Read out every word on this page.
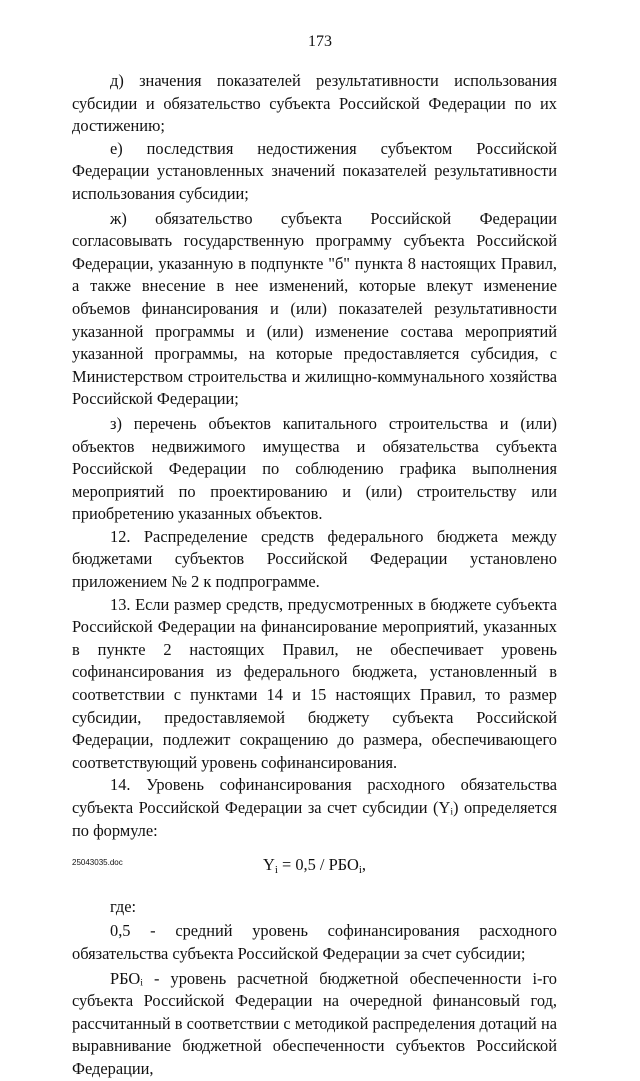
173

д) значения показателей результативности использования субсидии и обязательство субъекта Российской Федерации по их достижению;

е) последствия недостижения субъектом Российской Федерации установленных значений показателей результативности использования субсидии;

ж) обязательство субъекта Российской Федерации согласовывать государственную программу субъекта Российской Федерации, указанную в подпункте "б" пункта 8 настоящих Правил, а также внесение в нее изменений, которые влекут изменение объемов финансирования и (или) показателей результативности указанной программы и (или) изменение состава мероприятий указанной программы, на которые предоставляется субсидия, с Министерством строительства и жилищно-коммунального хозяйства Российской Федерации;

з) перечень объектов капитального строительства и (или) объектов недвижимого имущества и обязательства субъекта Российской Федерации по соблюдению графика выполнения мероприятий по проектированию и (или) строительству или приобретению указанных объектов.

12. Распределение средств федерального бюджета между бюджетами субъектов Российской Федерации установлено приложением № 2 к подпрограмме.

13. Если размер средств, предусмотренных в бюджете субъекта Российской Федерации на финансирование мероприятий, указанных в пункте 2 настоящих Правил, не обеспечивает уровень софинансирования из федерального бюджета, установленный в соответствии с пунктами 14 и 15 настоящих Правил, то размер субсидии, предоставляемой бюджету субъекта Российской Федерации, подлежит сокращению до размера, обеспечивающего соответствующий уровень софинансирования.

14. Уровень софинансирования расходного обязательства субъекта Российской Федерации за счет субсидии (Yᵢ) определяется по формуле:

$Y_i = 0,5 / РБО_i$,

где:

0,5 - средний уровень софинансирования расходного обязательства субъекта Российской Федерации за счет субсидии;

РБОᵢ - уровень расчетной бюджетной обеспеченности i-го субъекта Российской Федерации на очередной финансовый год, рассчитанный в соответствии с методикой распределения дотаций на выравнивание бюджетной обеспеченности субъектов Российской Федерации,

25043035.doc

[EXERCISE]
Reproduce each line exactly, please, except for any pictures.

[FINAL RESULT]
Read out every word on this page.
173

д) значения показателей результативности использования субсидии и обязательство субъекта Российской Федерации по их достижению;

е) последствия недостижения субъектом Российской Федерации установленных значений показателей результативности использования субсидии;

ж) обязательство субъекта Российской Федерации согласовывать государственную программу субъекта Российской Федерации, указанную в подпункте "б" пункта 8 настоящих Правил, а также внесение в нее изменений, которые влекут изменение объемов финансирования и (или) показателей результативности указанной программы и (или) изменение состава мероприятий указанной программы, на которые предоставляется субсидия, с Министерством строительства и жилищно-коммунального хозяйства Российской Федерации;

з) перечень объектов капитального строительства и (или) объектов недвижимого имущества и обязательства субъекта Российской Федерации по соблюдению графика выполнения мероприятий по проектированию и (или) строительству или приобретению указанных объектов.

12. Распределение средств федерального бюджета между бюджетами субъектов Российской Федерации установлено приложением № 2 к подпрограмме.

13. Если размер средств, предусмотренных в бюджете субъекта Российской Федерации на финансирование мероприятий, указанных в пункте 2 настоящих Правил, не обеспечивает уровень софинансирования из федерального бюджета, установленный в соответствии с пунктами 14 и 15 настоящих Правил, то размер субсидии, предоставляемой бюджету субъекта Российской Федерации, подлежит сокращению до размера, обеспечивающего соответствующий уровень софинансирования.

14. Уровень софинансирования расходного обязательства субъекта Российской Федерации за счет субсидии (Yᵢ) определяется по формуле:

$Y_i = 0,5 / РБО_i$,

где:

0,5 - средний уровень софинансирования расходного обязательства субъекта Российской Федерации за счет субсидии;

РБОᵢ - уровень расчетной бюджетной обеспеченности i-го субъекта Российской Федерации на очередной финансовый год, рассчитанный в соответствии с методикой распределения дотаций на выравнивание бюджетной обеспеченности субъектов Российской Федерации,

25043035.doc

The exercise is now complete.